Provided records:

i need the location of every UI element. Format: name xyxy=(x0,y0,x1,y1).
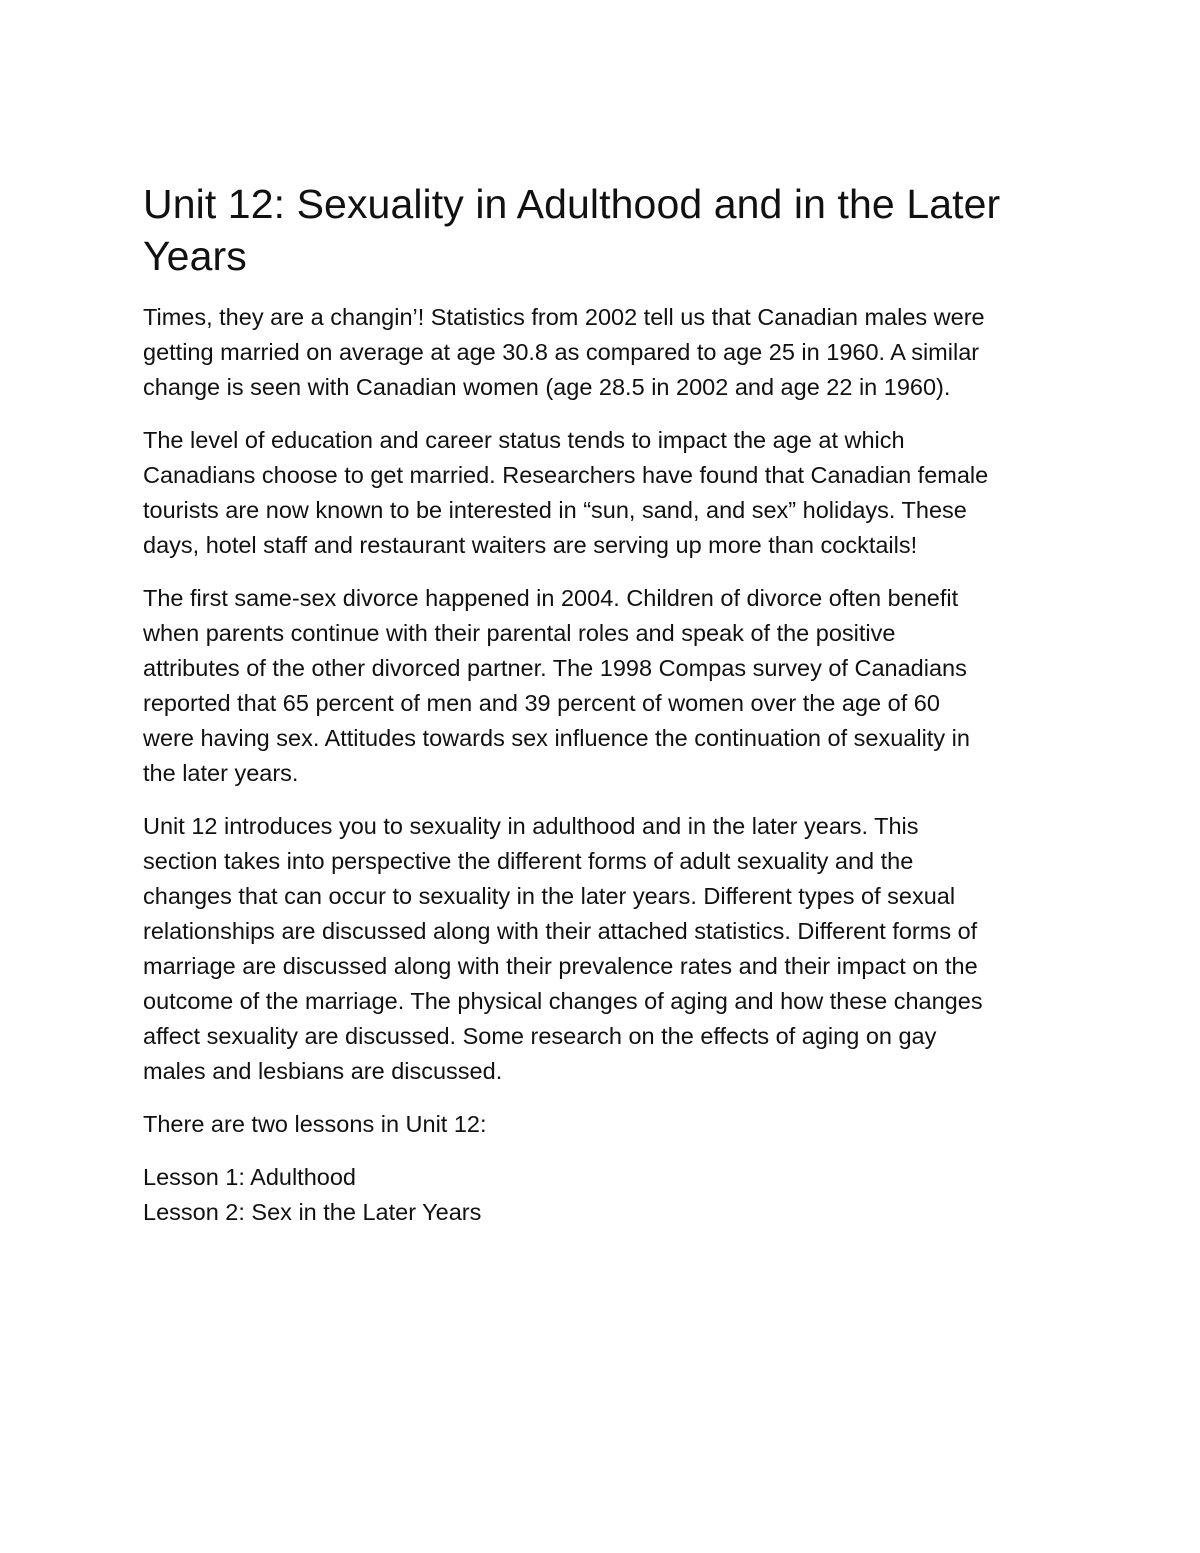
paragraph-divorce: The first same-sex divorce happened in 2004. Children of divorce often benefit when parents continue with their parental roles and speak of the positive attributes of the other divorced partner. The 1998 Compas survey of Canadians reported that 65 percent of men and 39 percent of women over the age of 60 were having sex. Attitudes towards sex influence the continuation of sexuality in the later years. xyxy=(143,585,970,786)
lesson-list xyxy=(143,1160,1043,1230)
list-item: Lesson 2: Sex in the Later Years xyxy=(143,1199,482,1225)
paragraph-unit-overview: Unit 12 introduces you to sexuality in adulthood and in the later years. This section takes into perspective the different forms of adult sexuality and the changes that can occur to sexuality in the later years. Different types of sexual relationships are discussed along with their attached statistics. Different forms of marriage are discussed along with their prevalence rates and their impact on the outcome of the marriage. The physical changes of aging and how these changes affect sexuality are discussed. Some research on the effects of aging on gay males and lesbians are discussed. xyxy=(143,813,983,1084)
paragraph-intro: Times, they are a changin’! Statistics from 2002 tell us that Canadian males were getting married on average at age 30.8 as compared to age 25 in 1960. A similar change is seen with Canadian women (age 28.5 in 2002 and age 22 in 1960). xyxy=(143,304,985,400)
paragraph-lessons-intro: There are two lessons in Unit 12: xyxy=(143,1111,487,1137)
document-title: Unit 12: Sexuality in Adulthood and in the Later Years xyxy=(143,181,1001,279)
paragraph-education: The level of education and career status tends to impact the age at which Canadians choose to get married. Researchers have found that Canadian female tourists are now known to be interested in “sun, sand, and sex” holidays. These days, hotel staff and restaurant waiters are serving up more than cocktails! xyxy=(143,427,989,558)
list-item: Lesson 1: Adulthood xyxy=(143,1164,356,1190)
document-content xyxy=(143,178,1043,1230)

Problem: Copy out all of the entries above word for word, leaving out the pictures.

Answer for the task:
i need the location of every UI element. Format: name xyxy=(x0,y0,x1,y1).
paragraph-divorce: The first same-sex divorce happened in 2004. Children of divorce often benefit when parents continue with their parental roles and speak of the positive attributes of the other divorced partner. The 1998 Compas survey of Canadians reported that 65 percent of men and 39 percent of women over the age of 60 were having sex. Attitudes towards sex influence the continuation of sexuality in the later years. xyxy=(143,585,970,786)
lesson-list xyxy=(143,1160,1043,1230)
list-item: Lesson 2: Sex in the Later Years xyxy=(143,1199,482,1225)
paragraph-unit-overview: Unit 12 introduces you to sexuality in adulthood and in the later years. This section takes into perspective the different forms of adult sexuality and the changes that can occur to sexuality in the later years. Different types of sexual relationships are discussed along with their attached statistics. Different forms of marriage are discussed along with their prevalence rates and their impact on the outcome of the marriage. The physical changes of aging and how these changes affect sexuality are discussed. Some research on the effects of aging on gay males and lesbians are discussed. xyxy=(143,813,983,1084)
paragraph-intro: Times, they are a changin’! Statistics from 2002 tell us that Canadian males were getting married on average at age 30.8 as compared to age 25 in 1960. A similar change is seen with Canadian women (age 28.5 in 2002 and age 22 in 1960). xyxy=(143,304,985,400)
paragraph-lessons-intro: There are two lessons in Unit 12: xyxy=(143,1111,487,1137)
document-title: Unit 12: Sexuality in Adulthood and in the Later Years xyxy=(143,181,1001,279)
paragraph-education: The level of education and career status tends to impact the age at which Canadians choose to get married. Researchers have found that Canadian female tourists are now known to be interested in “sun, sand, and sex” holidays. These days, hotel staff and restaurant waiters are serving up more than cocktails! xyxy=(143,427,989,558)
list-item: Lesson 1: Adulthood xyxy=(143,1164,356,1190)
document-content xyxy=(143,178,1043,1230)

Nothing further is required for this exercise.